● **DIRECTION**
Copy the lines as a numbered list, leaving out any blank lines. Begin with the line containing "element-name: : CWE.4" and end with the line containing "expand-toggle[interactable]: + <box>497 381", including both.

[begin RAW DATA]

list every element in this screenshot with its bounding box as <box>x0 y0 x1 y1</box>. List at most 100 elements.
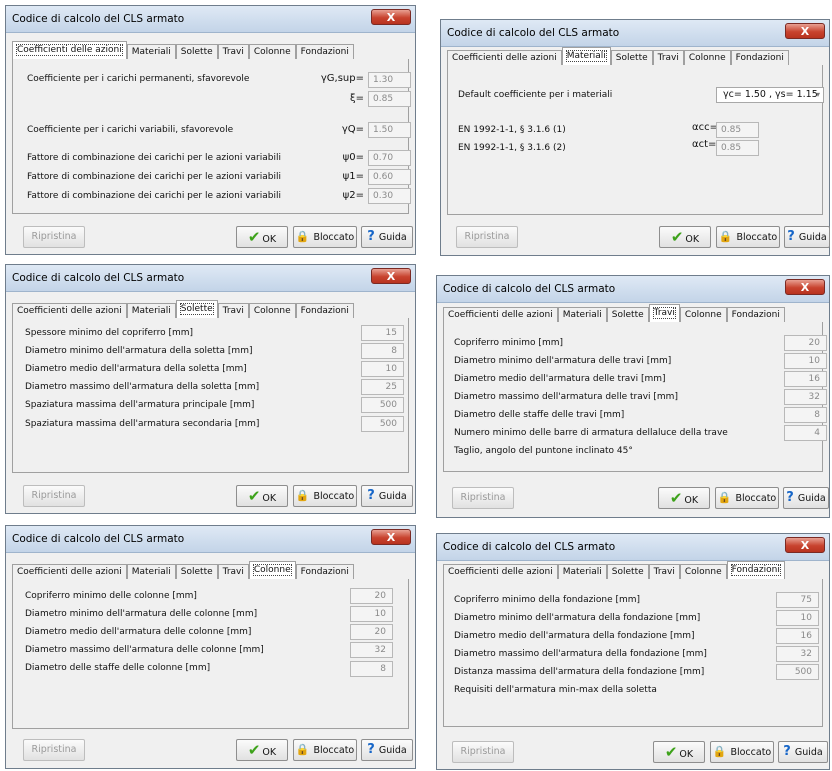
ok-button[interactable]: ✔ OK <box>653 741 705 763</box>
title-bar[interactable]: Codice di calcolo del CLS armato X <box>6 6 415 33</box>
value-field[interactable]: 500 <box>776 664 819 680</box>
tab-solette[interactable]: Solette <box>606 307 649 322</box>
reset-button[interactable]: Ripristina <box>452 487 514 509</box>
tab-solette[interactable]: Solette <box>175 44 218 59</box>
close-button[interactable]: X <box>785 537 825 553</box>
value-field[interactable]: 500 <box>361 397 404 413</box>
tab-travi[interactable]: Travi <box>217 303 249 318</box>
value-field[interactable]: 0.85 <box>716 140 759 156</box>
tab-travi[interactable]: Travi <box>648 564 680 579</box>
value-field[interactable]: 0.30 <box>368 188 411 204</box>
help-button[interactable]: ? Guida <box>361 739 413 761</box>
value-field[interactable]: 75 <box>776 592 819 608</box>
locked-button[interactable]: 🔒 Bloccato <box>293 739 357 761</box>
tab-coefficienti[interactable]: Coefficienti delle azioni <box>443 564 558 579</box>
value-field[interactable]: 0.60 <box>368 169 411 185</box>
value-field[interactable]: 16 <box>776 628 819 644</box>
tab-fondazioni[interactable]: Fondazioni <box>295 303 354 318</box>
value-field[interactable]: 25 <box>361 379 404 395</box>
reset-button[interactable]: Ripristina <box>456 226 518 248</box>
value-field[interactable]: 16 <box>784 371 827 387</box>
tab-fondazioni[interactable]: Fondazioni <box>295 564 354 579</box>
reset-button[interactable]: Ripristina <box>452 741 514 763</box>
close-button[interactable]: X <box>785 23 825 39</box>
value-field[interactable]: 10 <box>776 610 819 626</box>
tab-materiali[interactable]: Materiali <box>557 564 607 579</box>
value-field[interactable]: 8 <box>350 661 393 677</box>
title-bar[interactable]: Codice di calcolo del CLS armato X <box>6 526 415 553</box>
value-field[interactable]: 10 <box>784 353 827 369</box>
help-button[interactable]: ? Guida <box>784 226 830 248</box>
tab-materiali[interactable]: Materiali <box>126 44 176 59</box>
value-field[interactable]: 1.30 <box>368 72 411 88</box>
tab-fondazioni[interactable]: Fondazioni <box>726 307 785 322</box>
help-button[interactable]: ? Guida <box>783 487 829 509</box>
tab-materiali[interactable]: Materiali <box>561 47 611 65</box>
tab-materiali[interactable]: Materiali <box>126 564 176 579</box>
tab-fondazioni[interactable]: Fondazioni <box>726 561 785 579</box>
close-button[interactable]: X <box>785 279 825 295</box>
tab-fondazioni[interactable]: Fondazioni <box>295 44 354 59</box>
locked-button[interactable]: 🔒 Bloccato <box>716 226 780 248</box>
help-button[interactable]: ? Guida <box>361 226 413 248</box>
tab-materiali[interactable]: Materiali <box>557 307 607 322</box>
value-field[interactable]: 20 <box>350 588 393 604</box>
tab-solette[interactable]: Solette <box>606 564 649 579</box>
value-field[interactable]: 4 <box>784 425 827 441</box>
tab-colonne[interactable]: Colonne <box>679 307 727 322</box>
tab-coefficienti[interactable]: Coefficienti delle azioni <box>12 303 127 318</box>
value-field[interactable]: 0.85 <box>716 122 759 138</box>
value-field[interactable]: 500 <box>361 416 404 432</box>
value-field[interactable]: 1.50 <box>368 122 411 138</box>
tab-colonne[interactable]: Colonne <box>248 561 296 579</box>
reset-button[interactable]: Ripristina <box>23 739 85 761</box>
tab-materiali[interactable]: Materiali <box>126 303 176 318</box>
title-bar[interactable]: Codice di calcolo del CLS armato X <box>437 276 829 303</box>
close-button[interactable]: X <box>371 268 411 284</box>
tab-travi[interactable]: Travi <box>217 564 249 579</box>
title-bar[interactable]: Codice di calcolo del CLS armato X <box>437 534 829 561</box>
value-field[interactable]: 32 <box>350 642 393 658</box>
tab-coefficienti[interactable]: Coefficienti delle azioni <box>443 307 558 322</box>
locked-button[interactable]: 🔒 Bloccato <box>715 487 779 509</box>
tab-coefficienti[interactable]: Coefficienti delle azioni <box>12 41 127 59</box>
tab-travi[interactable]: Travi <box>217 44 249 59</box>
ok-button[interactable]: ✔ OK <box>236 485 288 507</box>
title-bar[interactable]: Codice di calcolo del CLS armato X <box>6 265 415 292</box>
ok-button[interactable]: ✔ OK <box>236 739 288 761</box>
value-field[interactable]: 0.85 <box>368 91 411 107</box>
close-button[interactable]: X <box>371 9 411 25</box>
value-field[interactable]: 20 <box>784 335 827 351</box>
value-field[interactable]: 15 <box>361 325 404 341</box>
reset-button[interactable]: Ripristina <box>23 485 85 507</box>
tab-colonne[interactable]: Colonne <box>683 50 731 65</box>
ok-button[interactable]: ✔ OK <box>659 226 711 248</box>
reset-button[interactable]: Ripristina <box>23 226 85 248</box>
locked-button[interactable]: 🔒 Bloccato <box>710 741 774 763</box>
locked-button[interactable]: 🔒 Bloccato <box>293 485 357 507</box>
value-field[interactable]: 10 <box>361 361 404 377</box>
tab-solette[interactable]: Solette <box>175 564 218 579</box>
help-button[interactable]: ? Guida <box>778 741 828 763</box>
locked-button[interactable]: 🔒 Bloccato <box>293 226 357 248</box>
value-field[interactable]: 10 <box>350 606 393 622</box>
title-bar[interactable]: Codice di calcolo del CLS armato X <box>441 20 829 47</box>
tab-coefficienti[interactable]: Coefficienti delle azioni <box>12 564 127 579</box>
material-coefficient-select[interactable]: γc= 1.50 , γs= 1.15 ▾ <box>716 87 824 103</box>
value-field[interactable]: 20 <box>350 624 393 640</box>
tab-fondazioni[interactable]: Fondazioni <box>730 50 789 65</box>
ok-button[interactable]: ✔ OK <box>658 487 710 509</box>
value-field[interactable]: 8 <box>784 407 827 423</box>
close-button[interactable]: X <box>371 529 411 545</box>
ok-button[interactable]: ✔ OK <box>236 226 288 248</box>
tab-solette[interactable]: Solette <box>175 300 218 318</box>
value-field[interactable]: 0.70 <box>368 150 411 166</box>
value-field[interactable]: 32 <box>784 389 827 405</box>
value-field[interactable]: 8 <box>361 343 404 359</box>
tab-colonne[interactable]: Colonne <box>248 303 296 318</box>
tab-colonne[interactable]: Colonne <box>248 44 296 59</box>
tab-travi[interactable]: Travi <box>648 304 680 322</box>
tab-travi[interactable]: Travi <box>652 50 684 65</box>
tab-colonne[interactable]: Colonne <box>679 564 727 579</box>
help-button[interactable]: ? Guida <box>361 485 413 507</box>
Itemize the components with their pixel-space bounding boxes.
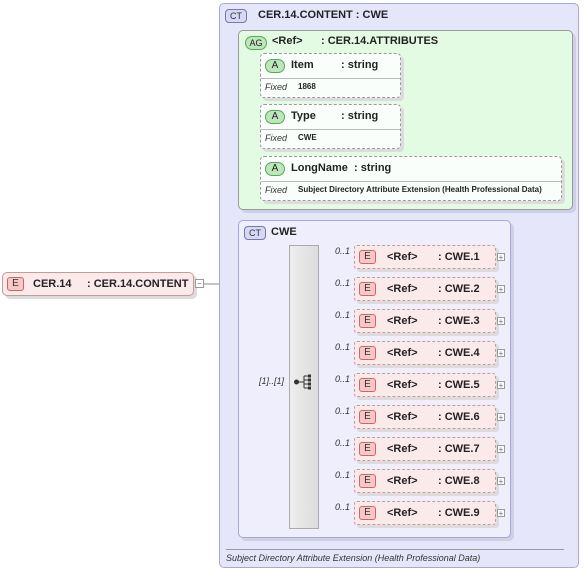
element-name: : CWE.4 <box>438 347 480 359</box>
expand-toggle[interactable]: + <box>497 253 505 262</box>
attribute-group-ref: <Ref> <box>272 35 303 47</box>
element-ref: <Ref> <box>387 347 418 359</box>
child-element-1[interactable]: E <Ref> : CWE.1 + <box>354 245 505 269</box>
attribute-badge: A <box>265 59 285 73</box>
expand-toggle[interactable]: + <box>497 381 505 390</box>
element-badge: E <box>359 410 376 424</box>
collapse-toggle[interactable]: − <box>195 279 204 288</box>
child-element-9[interactable]: E <Ref> : CWE.9 + <box>354 501 505 525</box>
footer-divider <box>226 549 564 550</box>
attribute-type: : string <box>341 110 379 122</box>
attribute-badge: A <box>265 110 285 124</box>
element-name: : CWE.8 <box>438 475 480 487</box>
attribute-type: : string <box>341 59 379 71</box>
sequence-icon <box>294 374 311 390</box>
child-element-2[interactable]: E <Ref> : CWE.2 + <box>354 277 505 301</box>
child-element-3[interactable]: E <Ref> : CWE.3 + <box>354 309 505 333</box>
element-ref: <Ref> <box>387 251 418 263</box>
root-element-box[interactable]: E CER.14 : CER.14.CONTENT <box>2 272 194 296</box>
fixed-label: Fixed <box>265 82 288 92</box>
element-ref: <Ref> <box>387 475 418 487</box>
expand-toggle[interactable]: + <box>497 509 505 518</box>
expand-toggle[interactable]: + <box>497 445 505 454</box>
child-element-7[interactable]: E <Ref> : CWE.7 + <box>354 437 505 461</box>
complex-type-footer: Subject Directory Attribute Extension (H… <box>226 553 481 563</box>
expand-toggle[interactable]: + <box>497 349 505 358</box>
attribute-longname[interactable]: A LongName : string Fixed Subject Direct… <box>260 156 562 201</box>
child-occurrence: 0..1 <box>335 246 351 256</box>
element-badge: E <box>359 314 376 328</box>
element-name: : CWE.9 <box>438 507 480 519</box>
element-badge: E <box>359 506 376 520</box>
element-badge: E <box>7 277 24 291</box>
child-occurrence: 0..1 <box>335 278 351 288</box>
inner-complex-type-badge: CT <box>244 226 266 240</box>
element-badge: E <box>359 378 376 392</box>
element-name: : CWE.7 <box>438 443 480 455</box>
element-name: : CWE.5 <box>438 379 480 391</box>
complex-type-title: CER.14.CONTENT : CWE <box>258 9 389 21</box>
attribute-name: LongName <box>291 162 348 174</box>
element-ref: <Ref> <box>387 283 418 295</box>
child-occurrence: 0..1 <box>335 406 351 416</box>
attribute-name: Item <box>291 59 314 71</box>
inner-complex-type-title: CWE <box>271 226 297 238</box>
attribute-type: : string <box>354 162 392 174</box>
element-badge: E <box>359 474 376 488</box>
element-ref: <Ref> <box>387 315 418 327</box>
complex-type-badge: CT <box>225 9 247 23</box>
child-occurrence: 0..1 <box>335 310 351 320</box>
child-element-6[interactable]: E <Ref> : CWE.6 + <box>354 405 505 429</box>
element-ref: <Ref> <box>387 443 418 455</box>
element-ref: <Ref> <box>387 411 418 423</box>
fixed-label: Fixed <box>265 133 288 143</box>
child-element-4[interactable]: E <Ref> : CWE.4 + <box>354 341 505 365</box>
element-name: : CWE.3 <box>438 315 480 327</box>
element-ref: <Ref> <box>387 507 418 519</box>
fixed-value: Subject Directory Attribute Extension (H… <box>298 185 542 194</box>
child-occurrence: 0..1 <box>335 342 351 352</box>
root-element-name: CER.14 <box>33 278 72 290</box>
attribute-badge: A <box>265 162 285 176</box>
child-occurrence: 0..1 <box>335 438 351 448</box>
child-element-5[interactable]: E <Ref> : CWE.5 + <box>354 373 505 397</box>
element-badge: E <box>359 442 376 456</box>
element-name: : CWE.1 <box>438 251 480 263</box>
child-element-8[interactable]: E <Ref> : CWE.8 + <box>354 469 505 493</box>
attribute-item[interactable]: A Item : string Fixed 1868 <box>260 53 401 98</box>
expand-toggle[interactable]: + <box>497 285 505 294</box>
attribute-name: Type <box>291 110 316 122</box>
fixed-value: CWE <box>298 133 317 142</box>
element-name: : CWE.2 <box>438 283 480 295</box>
child-occurrence: 0..1 <box>335 470 351 480</box>
fixed-label: Fixed <box>265 185 288 195</box>
expand-toggle[interactable]: + <box>497 317 505 326</box>
child-occurrence: 0..1 <box>335 374 351 384</box>
attribute-group-name: : CER.14.ATTRIBUTES <box>321 35 439 47</box>
element-ref: <Ref> <box>387 379 418 391</box>
element-badge: E <box>359 346 376 360</box>
root-element-type: : CER.14.CONTENT <box>87 278 189 290</box>
expand-toggle[interactable]: + <box>497 413 505 422</box>
expand-toggle[interactable]: + <box>497 477 505 486</box>
sequence-occurrence: [1]..[1] <box>259 376 285 386</box>
fixed-value: 1868 <box>298 82 316 91</box>
sequence-compositor[interactable] <box>289 245 319 529</box>
attribute-group-badge: AG <box>245 36 267 50</box>
element-name: : CWE.6 <box>438 411 480 423</box>
attribute-type[interactable]: A Type : string Fixed CWE <box>260 104 401 149</box>
child-occurrence: 0..1 <box>335 502 351 512</box>
element-badge: E <box>359 250 376 264</box>
element-badge: E <box>359 282 376 296</box>
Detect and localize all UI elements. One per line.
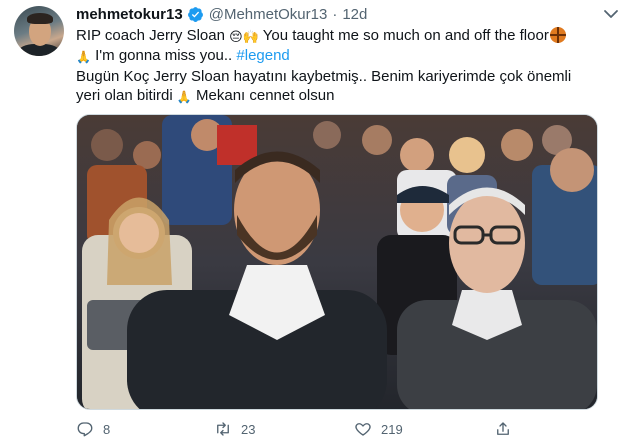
text-segment: yeri olan bitirdi [76,87,177,104]
photo-image [77,115,597,409]
heart-icon [355,423,371,436]
separator-dot: · [332,5,338,23]
tweet-text-line-3: Bugün Koç Jerry Sloan hayatını kaybetmiş… [76,68,572,85]
tweet-text-line-1: RIP coach Jerry Sloan 😔🙌 You taught me s… [76,26,616,46]
like-button[interactable]: 219 [354,420,403,438]
retweet-icon [217,422,229,436]
tweet-text-line-4: yeri olan bitirdi 🙏 Mekanı cennet olsun [76,86,616,107]
avatar[interactable] [14,6,64,56]
folded-hands-emoji-icon: 🙏 [176,90,192,104]
avatar-hair [27,13,53,24]
tweet-text-line-2: 🙏 I'm gonna miss you.. #legend [76,46,616,67]
tweet-header: mehmetokur13 @MehmetOkur13 · 12d [76,4,367,24]
retweet-count: 23 [241,421,256,437]
author-handle[interactable]: @MehmetOkur13 [209,6,328,23]
tweet[interactable]: mehmetokur13 @MehmetOkur13 · 12d RIP coa… [0,0,640,448]
tweet-text: RIP coach Jerry Sloan 😔🙌 You taught me s… [76,26,616,107]
folded-hands-emoji-icon: 🙏 [76,50,91,64]
tweet-photo[interactable] [76,114,598,410]
basketball-emoji-icon [549,27,566,43]
author-name[interactable]: mehmetokur13 [76,6,183,23]
text-segment: RIP coach Jerry Sloan [76,27,230,44]
emoji-pensive-raised-hands: 😔🙌 [229,29,259,44]
hashtag-link[interactable]: #legend [236,47,289,64]
timestamp[interactable]: 12d [342,6,367,23]
reply-icon [77,422,93,437]
verified-badge-icon [187,6,203,22]
tweet-actions: 8 23 219 [76,420,616,442]
reply-count: 8 [103,421,111,437]
retweet-button[interactable]: 23 [214,420,255,438]
chevron-down-icon[interactable] [600,6,622,22]
text-segment: I'm gonna miss you.. [90,47,237,64]
like-count: 219 [381,421,403,437]
reply-button[interactable]: 8 [76,420,110,438]
text-segment: Mekanı cennet olsun [191,87,335,104]
share-icon [497,422,509,435]
text-segment: You taught me so much on and off the flo… [258,27,549,44]
share-button[interactable] [494,420,521,438]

[end RAW DATA]

● **FINISHED TASK**
1. element-name: : CWE.4 <box>438 347 480 359</box>
2. expand-toggle[interactable]: + <box>497 253 505 262</box>
3. attribute-group-ref: <Ref> <box>272 35 303 47</box>
4. element-ref: <Ref> <box>387 347 418 359</box>
5. child-element-1[interactable]: E <Ref> : CWE.1 + <box>354 245 505 269</box>
6. attribute-badge: A <box>265 59 285 73</box>
7. expand-toggle[interactable]: + <box>497 381 505 390</box>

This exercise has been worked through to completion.